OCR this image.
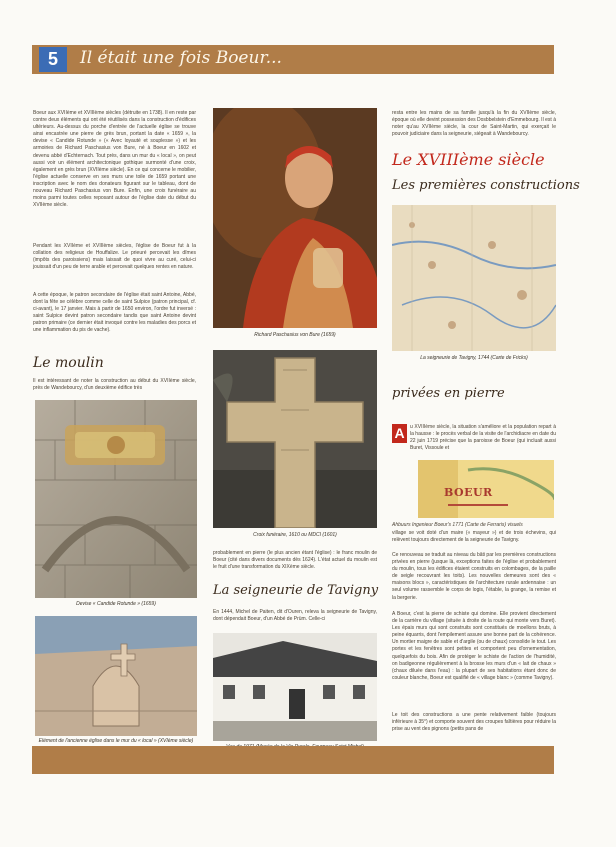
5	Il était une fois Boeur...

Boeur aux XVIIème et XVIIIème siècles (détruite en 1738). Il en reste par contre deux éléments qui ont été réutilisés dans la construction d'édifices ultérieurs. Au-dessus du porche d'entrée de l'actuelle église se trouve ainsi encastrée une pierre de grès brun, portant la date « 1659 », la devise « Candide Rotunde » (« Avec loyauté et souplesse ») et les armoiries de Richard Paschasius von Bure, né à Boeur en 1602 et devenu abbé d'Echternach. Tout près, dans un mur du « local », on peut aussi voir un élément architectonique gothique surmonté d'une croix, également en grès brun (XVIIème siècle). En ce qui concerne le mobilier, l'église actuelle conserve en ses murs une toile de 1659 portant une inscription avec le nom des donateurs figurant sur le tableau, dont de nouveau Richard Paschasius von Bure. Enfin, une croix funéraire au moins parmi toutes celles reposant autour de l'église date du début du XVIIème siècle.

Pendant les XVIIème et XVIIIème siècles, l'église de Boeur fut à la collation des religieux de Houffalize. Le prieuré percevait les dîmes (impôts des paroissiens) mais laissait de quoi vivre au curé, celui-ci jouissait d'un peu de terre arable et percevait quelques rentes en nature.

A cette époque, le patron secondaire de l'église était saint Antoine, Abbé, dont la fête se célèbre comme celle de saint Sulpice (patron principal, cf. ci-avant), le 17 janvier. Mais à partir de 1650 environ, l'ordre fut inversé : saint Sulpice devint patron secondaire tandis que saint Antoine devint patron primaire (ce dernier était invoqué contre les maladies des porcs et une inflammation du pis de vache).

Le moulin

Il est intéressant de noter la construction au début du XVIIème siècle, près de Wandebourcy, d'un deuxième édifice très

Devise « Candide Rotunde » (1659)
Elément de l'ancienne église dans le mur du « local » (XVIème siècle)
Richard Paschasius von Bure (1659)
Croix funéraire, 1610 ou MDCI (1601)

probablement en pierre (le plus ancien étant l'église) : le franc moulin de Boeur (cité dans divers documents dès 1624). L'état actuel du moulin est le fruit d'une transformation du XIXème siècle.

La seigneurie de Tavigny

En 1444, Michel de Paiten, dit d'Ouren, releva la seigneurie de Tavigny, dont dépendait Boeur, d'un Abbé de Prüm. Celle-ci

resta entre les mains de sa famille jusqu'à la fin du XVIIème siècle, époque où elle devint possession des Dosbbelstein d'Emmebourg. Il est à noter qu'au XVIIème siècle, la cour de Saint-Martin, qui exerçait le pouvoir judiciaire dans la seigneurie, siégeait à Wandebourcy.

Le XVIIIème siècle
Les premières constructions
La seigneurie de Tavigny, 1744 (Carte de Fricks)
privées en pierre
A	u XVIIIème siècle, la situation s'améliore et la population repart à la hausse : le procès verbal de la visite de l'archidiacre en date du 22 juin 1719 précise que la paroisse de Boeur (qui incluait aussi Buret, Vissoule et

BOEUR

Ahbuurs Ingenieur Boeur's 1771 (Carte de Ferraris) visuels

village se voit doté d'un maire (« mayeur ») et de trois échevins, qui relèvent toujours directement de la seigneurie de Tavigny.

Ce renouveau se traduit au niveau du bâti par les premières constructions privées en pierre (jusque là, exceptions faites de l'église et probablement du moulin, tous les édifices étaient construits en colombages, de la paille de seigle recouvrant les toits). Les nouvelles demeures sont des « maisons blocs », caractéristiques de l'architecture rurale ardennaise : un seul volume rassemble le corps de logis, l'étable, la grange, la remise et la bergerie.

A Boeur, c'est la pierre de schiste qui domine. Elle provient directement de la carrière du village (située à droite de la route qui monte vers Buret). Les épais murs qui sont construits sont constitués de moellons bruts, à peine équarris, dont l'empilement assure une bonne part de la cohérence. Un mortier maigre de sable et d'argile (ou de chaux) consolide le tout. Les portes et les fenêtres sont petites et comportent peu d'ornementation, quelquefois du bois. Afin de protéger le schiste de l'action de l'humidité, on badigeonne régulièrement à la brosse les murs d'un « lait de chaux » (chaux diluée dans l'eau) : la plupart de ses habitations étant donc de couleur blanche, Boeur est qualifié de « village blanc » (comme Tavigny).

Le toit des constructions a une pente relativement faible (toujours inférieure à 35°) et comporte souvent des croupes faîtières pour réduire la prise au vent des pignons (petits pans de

##############################

### The problem
Repeat the records above verbatim, with no pictures in the result.

### Response to the task
OCR this image.
5	Il était une fois Boeur...

Boeur aux XVIIème et XVIIIème siècles (détruite en 1738). Il en reste par contre deux éléments qui ont été réutilisés dans la construction d'édifices ultérieurs. Au-dessus du porche d'entrée de l'actuelle église se trouve ainsi encastrée une pierre de grès brun, portant la date « 1659 », la devise « Candide Rotunde » (« Avec loyauté et souplesse ») et les armoiries de Richard Paschasius von Bure, né à Boeur en 1602 et devenu abbé d'Echternach. Tout près, dans un mur du « local », on peut aussi voir un élément architectonique gothique surmonté d'une croix, également en grès brun (XVIIème siècle). En ce qui concerne le mobilier, l'église actuelle conserve en ses murs une toile de 1659 portant une inscription avec le nom des donateurs figurant sur le tableau, dont de nouveau Richard Paschasius von Bure. Enfin, une croix funéraire au moins parmi toutes celles reposant autour de l'église date du début du XVIIème siècle.

Pendant les XVIIème et XVIIIème siècles, l'église de Boeur fut à la collation des religieux de Houffalize. Le prieuré percevait les dîmes (impôts des paroissiens) mais laissait de quoi vivre au curé, celui-ci jouissait d'un peu de terre arable et percevait quelques rentes en nature.

A cette époque, le patron secondaire de l'église était saint Antoine, Abbé, dont la fête se célèbre comme celle de saint Sulpice (patron principal, cf. ci-avant), le 17 janvier. Mais à partir de 1650 environ, l'ordre fut inversé : saint Sulpice devint patron secondaire tandis que saint Antoine devint patron primaire (ce dernier était invoqué contre les maladies des porcs et une inflammation du pis de vache).

Le moulin

Il est intéressant de noter la construction au début du XVIIème siècle, près de Wandebourcy, d'un deuxième édifice très

Devise « Candide Rotunde » (1659)
Elément de l'ancienne église dans le mur du « local » (XVIème siècle)
Richard Paschasius von Bure (1659)
Croix funéraire, 1610 ou MDCI (1601)

probablement en pierre (le plus ancien étant l'église) : le franc moulin de Boeur (cité dans divers documents dès 1624). L'état actuel du moulin est le fruit d'une transformation du XIXème siècle.

La seigneurie de Tavigny

En 1444, Michel de Paiten, dit d'Ouren, releva la seigneurie de Tavigny, dont dépendait Boeur, d'un Abbé de Prüm. Celle-ci

resta entre les mains de sa famille jusqu'à la fin du XVIIème siècle, époque où elle devint possession des Dosbbelstein d'Emmebourg. Il est à noter qu'au XVIIème siècle, la cour de Saint-Martin, qui exerçait le pouvoir judiciaire dans la seigneurie, siégeait à Wandebourcy.

Le XVIIIème siècle
Les premières constructions
La seigneurie de Tavigny, 1744 (Carte de Fricks)
privées en pierre
A	u XVIIIème siècle, la situation s'améliore et la population repart à la hausse : le procès verbal de la visite de l'archidiacre en date du 22 juin 1719 précise que la paroisse de Boeur (qui incluait aussi Buret, Vissoule et

BOEUR

Ahbuurs Ingenieur Boeur's 1771 (Carte de Ferraris) visuels

village se voit doté d'un maire (« mayeur ») et de trois échevins, qui relèvent toujours directement de la seigneurie de Tavigny.

Ce renouveau se traduit au niveau du bâti par les premières constructions privées en pierre (jusque là, exceptions faites de l'église et probablement du moulin, tous les édifices étaient construits en colombages, de la paille de seigle recouvrant les toits). Les nouvelles demeures sont des « maisons blocs », caractéristiques de l'architecture rurale ardennaise : un seul volume rassemble le corps de logis, l'étable, la grange, la remise et la bergerie.

A Boeur, c'est la pierre de schiste qui domine. Elle provient directement de la carrière du village (située à droite de la route qui monte vers Buret). Les épais murs qui sont construits sont constitués de moellons bruts, à peine équarris, dont l'empilement assure une bonne part de la cohérence. Un mortier maigre de sable et d'argile (ou de chaux) consolide le tout. Les portes et les fenêtres sont petites et comportent peu d'ornementation, quelquefois du bois. Afin de protéger le schiste de l'action de l'humidité, on badigeonne régulièrement à la brosse les murs d'un « lait de chaux » (chaux diluée dans l'eau) : la plupart de ses habitations étant donc de couleur blanche, Boeur est qualifié de « village blanc » (comme Tavigny).

Le toit des constructions a une pente relativement faible (toujours inférieure à 35°) et comporte souvent des croupes faîtières pour réduire la prise au vent des pignons (petits pans de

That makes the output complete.